Exercise objective: Pick out all lines of the entries that include the word "инструкций" and copy them.

Record extracts:
-----

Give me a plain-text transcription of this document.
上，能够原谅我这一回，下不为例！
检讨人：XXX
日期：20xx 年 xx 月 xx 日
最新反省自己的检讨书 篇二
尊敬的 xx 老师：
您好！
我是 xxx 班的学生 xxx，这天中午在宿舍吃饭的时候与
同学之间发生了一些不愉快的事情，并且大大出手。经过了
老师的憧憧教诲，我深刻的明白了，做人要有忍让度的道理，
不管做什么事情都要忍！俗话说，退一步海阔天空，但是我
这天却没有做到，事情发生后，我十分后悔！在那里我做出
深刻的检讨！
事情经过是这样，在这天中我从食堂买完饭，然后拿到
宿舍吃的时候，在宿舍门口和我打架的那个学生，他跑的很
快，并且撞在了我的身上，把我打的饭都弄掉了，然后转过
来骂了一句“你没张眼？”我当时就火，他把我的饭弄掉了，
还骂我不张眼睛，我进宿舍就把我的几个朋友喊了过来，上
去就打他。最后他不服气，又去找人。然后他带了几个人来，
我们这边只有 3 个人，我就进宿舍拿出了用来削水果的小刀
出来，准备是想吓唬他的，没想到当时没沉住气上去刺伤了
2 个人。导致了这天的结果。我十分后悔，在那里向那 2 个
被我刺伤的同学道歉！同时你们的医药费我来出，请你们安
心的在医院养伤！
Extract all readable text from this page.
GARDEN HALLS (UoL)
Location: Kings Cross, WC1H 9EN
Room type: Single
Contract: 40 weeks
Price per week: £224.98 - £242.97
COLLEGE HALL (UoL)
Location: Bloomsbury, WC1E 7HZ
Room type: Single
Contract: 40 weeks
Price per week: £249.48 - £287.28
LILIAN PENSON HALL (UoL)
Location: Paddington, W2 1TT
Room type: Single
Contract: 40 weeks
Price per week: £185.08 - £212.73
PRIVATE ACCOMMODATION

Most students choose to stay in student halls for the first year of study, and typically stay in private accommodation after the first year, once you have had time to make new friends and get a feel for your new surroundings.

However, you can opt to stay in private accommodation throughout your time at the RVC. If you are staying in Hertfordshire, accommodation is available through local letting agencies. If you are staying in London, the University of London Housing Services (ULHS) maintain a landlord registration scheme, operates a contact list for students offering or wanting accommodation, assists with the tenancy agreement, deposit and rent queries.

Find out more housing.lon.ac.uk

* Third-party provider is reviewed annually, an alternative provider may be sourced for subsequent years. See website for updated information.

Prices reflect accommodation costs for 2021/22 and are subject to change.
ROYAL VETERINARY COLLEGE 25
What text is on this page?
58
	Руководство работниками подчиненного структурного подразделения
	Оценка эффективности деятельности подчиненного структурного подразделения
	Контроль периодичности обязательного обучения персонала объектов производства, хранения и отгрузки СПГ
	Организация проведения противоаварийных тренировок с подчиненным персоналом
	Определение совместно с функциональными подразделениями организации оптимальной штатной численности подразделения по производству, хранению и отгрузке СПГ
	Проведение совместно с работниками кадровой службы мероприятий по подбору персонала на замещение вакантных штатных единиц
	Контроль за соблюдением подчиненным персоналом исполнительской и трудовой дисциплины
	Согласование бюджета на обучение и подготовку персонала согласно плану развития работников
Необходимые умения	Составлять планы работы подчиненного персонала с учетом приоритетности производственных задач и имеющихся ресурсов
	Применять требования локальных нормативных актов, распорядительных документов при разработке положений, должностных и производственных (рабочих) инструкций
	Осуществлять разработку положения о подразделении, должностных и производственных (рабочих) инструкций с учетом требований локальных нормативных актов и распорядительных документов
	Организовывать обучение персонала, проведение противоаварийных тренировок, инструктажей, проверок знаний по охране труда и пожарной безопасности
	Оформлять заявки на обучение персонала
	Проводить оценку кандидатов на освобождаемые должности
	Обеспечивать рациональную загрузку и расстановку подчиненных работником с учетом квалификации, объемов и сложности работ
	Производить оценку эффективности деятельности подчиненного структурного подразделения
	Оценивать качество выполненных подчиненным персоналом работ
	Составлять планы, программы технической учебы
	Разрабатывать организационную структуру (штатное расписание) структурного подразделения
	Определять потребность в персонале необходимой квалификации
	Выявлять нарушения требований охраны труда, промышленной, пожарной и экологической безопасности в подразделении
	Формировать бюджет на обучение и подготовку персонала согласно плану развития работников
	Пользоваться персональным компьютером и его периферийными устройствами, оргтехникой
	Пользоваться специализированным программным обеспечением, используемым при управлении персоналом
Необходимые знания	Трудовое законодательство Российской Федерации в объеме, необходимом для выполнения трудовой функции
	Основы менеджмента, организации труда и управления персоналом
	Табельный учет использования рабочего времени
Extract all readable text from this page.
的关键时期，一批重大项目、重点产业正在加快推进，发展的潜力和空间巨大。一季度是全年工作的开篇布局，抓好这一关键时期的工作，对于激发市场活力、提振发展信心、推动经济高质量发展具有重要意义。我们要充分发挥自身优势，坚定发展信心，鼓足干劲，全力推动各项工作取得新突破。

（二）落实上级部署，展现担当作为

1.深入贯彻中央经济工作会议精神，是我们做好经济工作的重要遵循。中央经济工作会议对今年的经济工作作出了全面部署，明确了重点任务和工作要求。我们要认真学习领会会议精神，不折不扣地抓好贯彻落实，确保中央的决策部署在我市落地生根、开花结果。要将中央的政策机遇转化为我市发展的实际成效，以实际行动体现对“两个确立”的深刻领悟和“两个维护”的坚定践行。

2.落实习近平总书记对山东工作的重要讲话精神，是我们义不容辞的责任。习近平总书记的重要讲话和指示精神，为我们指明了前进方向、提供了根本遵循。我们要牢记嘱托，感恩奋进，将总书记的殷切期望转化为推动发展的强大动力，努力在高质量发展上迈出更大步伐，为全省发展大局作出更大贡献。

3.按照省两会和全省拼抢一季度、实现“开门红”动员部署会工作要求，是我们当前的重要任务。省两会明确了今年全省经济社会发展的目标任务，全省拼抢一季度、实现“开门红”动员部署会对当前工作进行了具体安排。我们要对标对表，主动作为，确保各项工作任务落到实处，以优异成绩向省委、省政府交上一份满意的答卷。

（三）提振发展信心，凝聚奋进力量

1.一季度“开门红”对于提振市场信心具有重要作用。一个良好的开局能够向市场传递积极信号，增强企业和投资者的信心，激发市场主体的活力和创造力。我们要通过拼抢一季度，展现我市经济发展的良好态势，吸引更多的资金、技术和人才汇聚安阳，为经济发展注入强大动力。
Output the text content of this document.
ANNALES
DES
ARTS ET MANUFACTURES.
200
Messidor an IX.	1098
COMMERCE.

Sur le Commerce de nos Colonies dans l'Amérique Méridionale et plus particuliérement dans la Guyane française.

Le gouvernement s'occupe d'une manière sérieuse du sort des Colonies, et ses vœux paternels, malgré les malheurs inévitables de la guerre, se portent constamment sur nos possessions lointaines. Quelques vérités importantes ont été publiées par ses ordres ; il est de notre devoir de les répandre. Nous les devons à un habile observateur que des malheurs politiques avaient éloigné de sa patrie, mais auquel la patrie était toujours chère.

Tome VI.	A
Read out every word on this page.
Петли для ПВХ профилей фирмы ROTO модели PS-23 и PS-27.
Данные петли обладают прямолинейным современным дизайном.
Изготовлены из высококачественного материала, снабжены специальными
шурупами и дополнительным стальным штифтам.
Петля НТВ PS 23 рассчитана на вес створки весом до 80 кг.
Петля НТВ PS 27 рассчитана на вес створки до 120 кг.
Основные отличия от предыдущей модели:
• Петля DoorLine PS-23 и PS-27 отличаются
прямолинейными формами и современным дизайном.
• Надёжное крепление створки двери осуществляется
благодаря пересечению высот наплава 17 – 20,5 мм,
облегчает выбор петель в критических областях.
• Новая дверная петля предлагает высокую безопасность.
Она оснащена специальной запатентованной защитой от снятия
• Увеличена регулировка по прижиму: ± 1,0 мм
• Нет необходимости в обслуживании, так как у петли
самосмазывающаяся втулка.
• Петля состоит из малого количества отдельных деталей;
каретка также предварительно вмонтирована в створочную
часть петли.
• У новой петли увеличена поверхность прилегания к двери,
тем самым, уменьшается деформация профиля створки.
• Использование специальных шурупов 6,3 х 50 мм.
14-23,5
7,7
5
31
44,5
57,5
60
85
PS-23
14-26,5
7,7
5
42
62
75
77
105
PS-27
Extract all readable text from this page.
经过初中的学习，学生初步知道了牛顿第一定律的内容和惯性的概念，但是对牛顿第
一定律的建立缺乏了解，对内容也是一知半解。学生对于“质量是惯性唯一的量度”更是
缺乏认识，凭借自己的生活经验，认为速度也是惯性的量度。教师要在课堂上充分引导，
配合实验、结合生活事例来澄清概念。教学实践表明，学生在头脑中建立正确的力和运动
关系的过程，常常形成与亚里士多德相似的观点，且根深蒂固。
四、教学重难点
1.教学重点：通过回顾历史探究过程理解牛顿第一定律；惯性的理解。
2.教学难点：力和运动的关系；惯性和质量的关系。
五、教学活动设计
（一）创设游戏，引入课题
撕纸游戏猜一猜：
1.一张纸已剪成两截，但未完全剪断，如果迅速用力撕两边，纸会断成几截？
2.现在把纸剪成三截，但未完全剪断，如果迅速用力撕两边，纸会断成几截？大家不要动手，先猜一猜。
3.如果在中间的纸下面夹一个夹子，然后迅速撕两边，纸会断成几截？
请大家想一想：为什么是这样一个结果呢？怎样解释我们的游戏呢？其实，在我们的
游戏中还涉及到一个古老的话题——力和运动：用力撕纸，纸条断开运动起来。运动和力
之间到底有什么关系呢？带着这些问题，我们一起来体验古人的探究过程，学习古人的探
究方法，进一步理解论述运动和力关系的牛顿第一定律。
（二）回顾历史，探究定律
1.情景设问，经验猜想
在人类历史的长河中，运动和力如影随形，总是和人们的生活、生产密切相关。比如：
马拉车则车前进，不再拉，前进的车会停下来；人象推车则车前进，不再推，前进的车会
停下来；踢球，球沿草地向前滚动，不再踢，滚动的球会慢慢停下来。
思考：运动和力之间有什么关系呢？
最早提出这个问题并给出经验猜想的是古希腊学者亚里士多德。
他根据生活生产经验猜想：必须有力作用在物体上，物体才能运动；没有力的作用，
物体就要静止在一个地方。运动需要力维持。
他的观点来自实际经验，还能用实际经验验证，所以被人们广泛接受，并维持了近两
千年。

-----

Solution:
	Применять требования локальных нормативных актов, распорядительных документов при разработке положений, должностных и производственных (рабочих) инструкций
	Осуществлять разработку положения о подразделении, должностных и производственных (рабочих) инструкций с учетом требований локальных нормативных актов и распорядительных документов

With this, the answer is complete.